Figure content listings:
○ ○ ○ ○ ○ ○ ○

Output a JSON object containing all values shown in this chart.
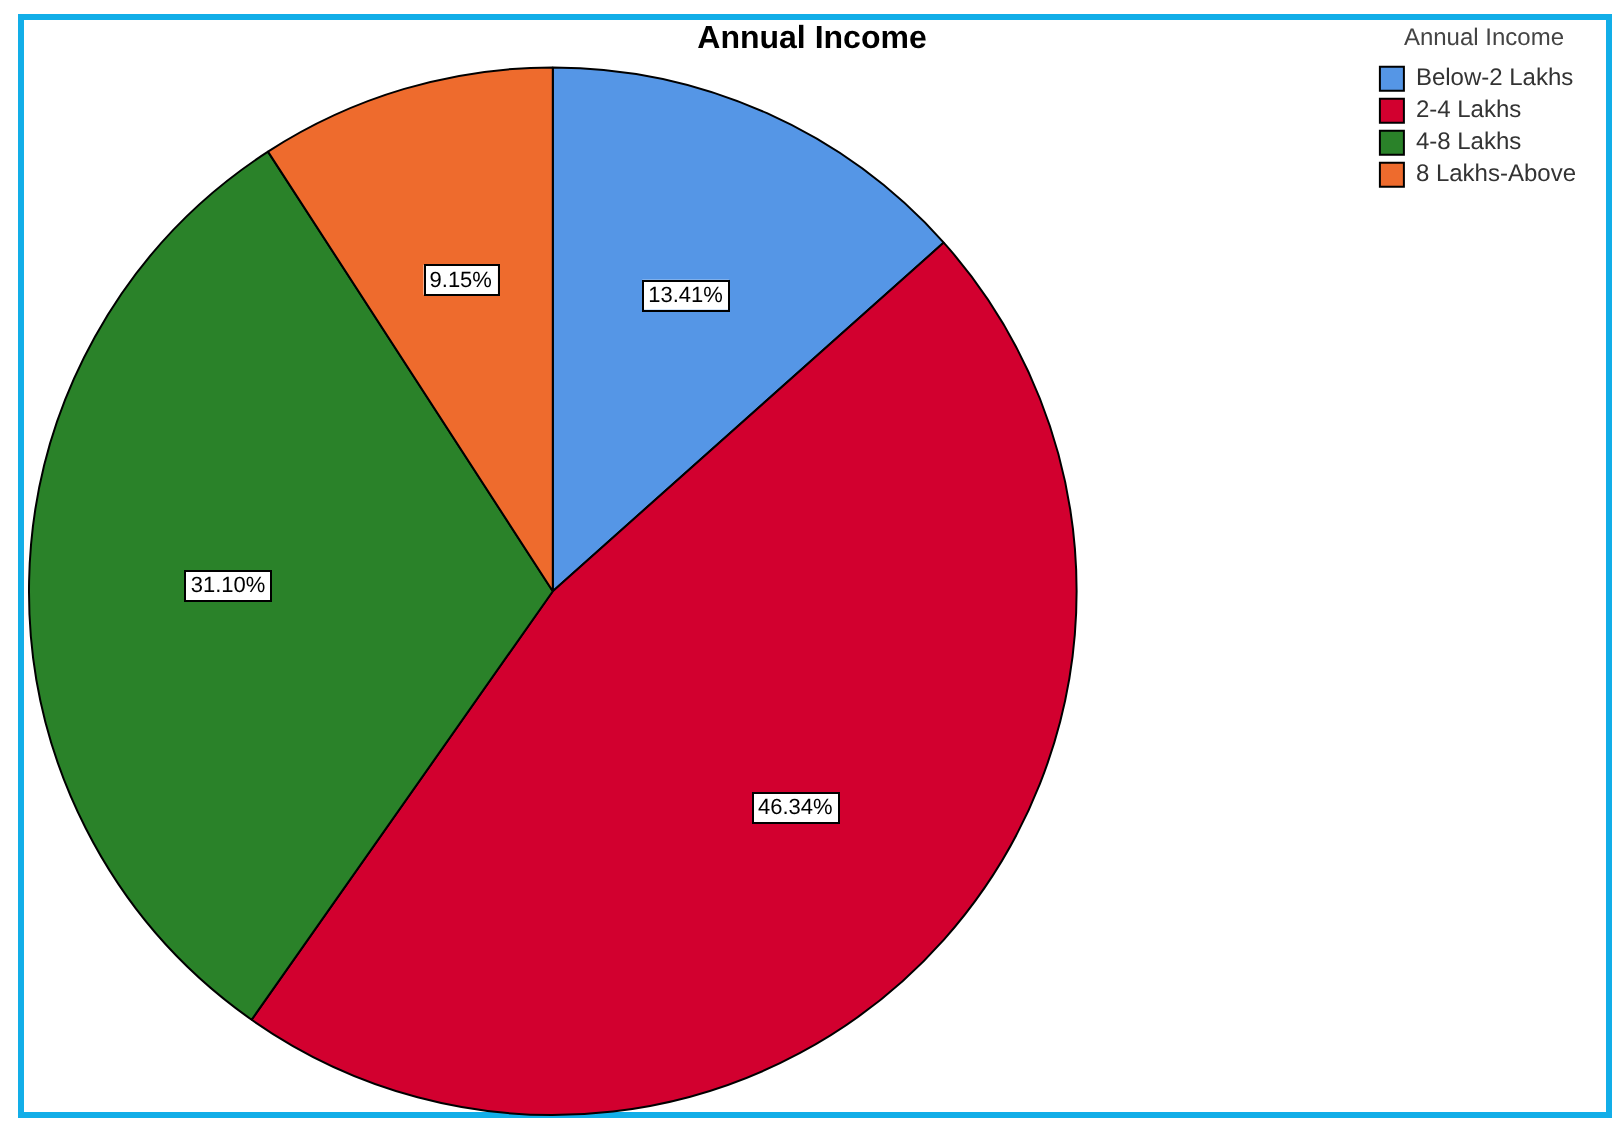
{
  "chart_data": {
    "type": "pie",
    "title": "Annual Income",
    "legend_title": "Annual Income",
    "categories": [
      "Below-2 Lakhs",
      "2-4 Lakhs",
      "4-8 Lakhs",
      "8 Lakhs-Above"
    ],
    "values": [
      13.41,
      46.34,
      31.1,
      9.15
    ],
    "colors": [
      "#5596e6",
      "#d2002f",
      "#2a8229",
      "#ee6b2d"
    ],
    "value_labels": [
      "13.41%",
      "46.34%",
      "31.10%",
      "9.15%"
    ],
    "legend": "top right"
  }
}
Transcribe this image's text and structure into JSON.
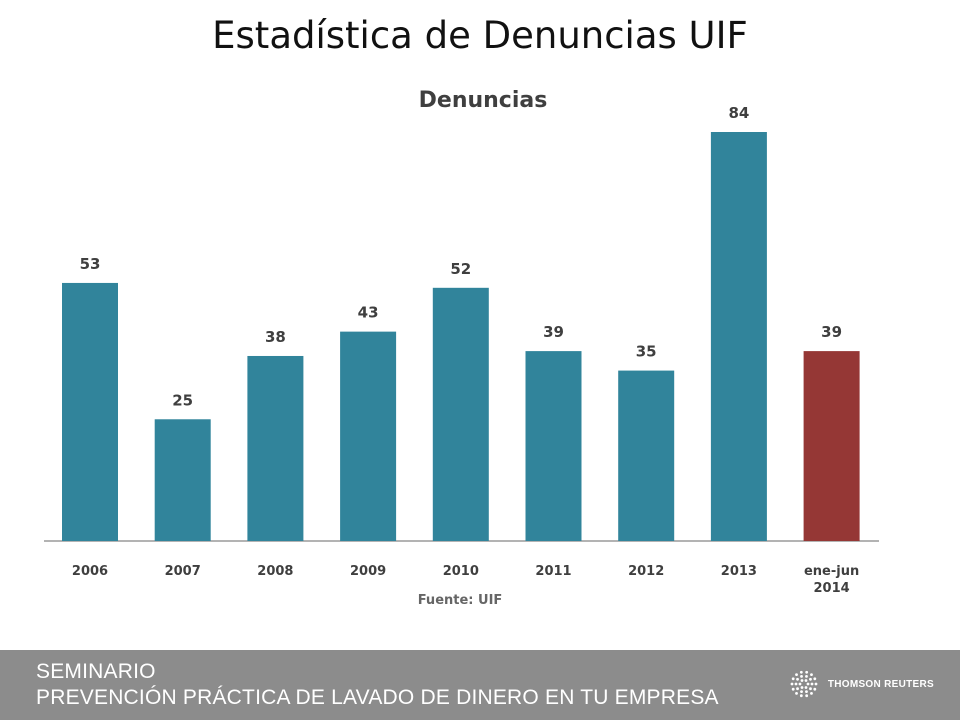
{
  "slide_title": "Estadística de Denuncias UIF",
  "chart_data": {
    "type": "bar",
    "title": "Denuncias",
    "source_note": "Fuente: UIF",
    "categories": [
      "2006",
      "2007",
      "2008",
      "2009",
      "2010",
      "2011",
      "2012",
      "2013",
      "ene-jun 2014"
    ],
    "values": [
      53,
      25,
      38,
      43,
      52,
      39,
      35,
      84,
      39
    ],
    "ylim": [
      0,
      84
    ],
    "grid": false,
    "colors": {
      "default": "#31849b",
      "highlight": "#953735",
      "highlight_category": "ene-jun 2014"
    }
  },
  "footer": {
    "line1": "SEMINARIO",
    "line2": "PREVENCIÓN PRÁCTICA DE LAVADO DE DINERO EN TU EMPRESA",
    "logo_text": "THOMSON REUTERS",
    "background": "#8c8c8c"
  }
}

○ ○ ○ ○ ○ ○ ○

● Written task: Reproduce the full listing faithfully, but do not carry over any pictures.

● Written solution:
Output a JSON object containing all values shown in this chart.
{
  "chart_data": {
    "type": "pie",
    "title": "Annual Income",
    "legend_title": "Annual Income",
    "categories": [
      "Below-2 Lakhs",
      "2-4 Lakhs",
      "4-8 Lakhs",
      "8 Lakhs-Above"
    ],
    "values": [
      13.41,
      46.34,
      31.1,
      9.15
    ],
    "colors": [
      "#5596e6",
      "#d2002f",
      "#2a8229",
      "#ee6b2d"
    ],
    "value_labels": [
      "13.41%",
      "46.34%",
      "31.10%",
      "9.15%"
    ],
    "legend": "top right"
  }
}
Transcribe this image's text and structure into JSON.
{
  "slide_title": "Estadística de Denuncias UIF",
  "chart_data": {
    "type": "bar",
    "title": "Denuncias",
    "source_note": "Fuente: UIF",
    "categories": [
      "2006",
      "2007",
      "2008",
      "2009",
      "2010",
      "2011",
      "2012",
      "2013",
      "ene-jun 2014"
    ],
    "values": [
      53,
      25,
      38,
      43,
      52,
      39,
      35,
      84,
      39
    ],
    "ylim": [
      0,
      84
    ],
    "grid": false,
    "colors": {
      "default": "#31849b",
      "highlight": "#953735",
      "highlight_category": "ene-jun 2014"
    }
  },
  "footer": {
    "line1": "SEMINARIO",
    "line2": "PREVENCIÓN PRÁCTICA DE LAVADO DE DINERO EN TU EMPRESA",
    "logo_text": "THOMSON REUTERS",
    "background": "#8c8c8c"
  }
}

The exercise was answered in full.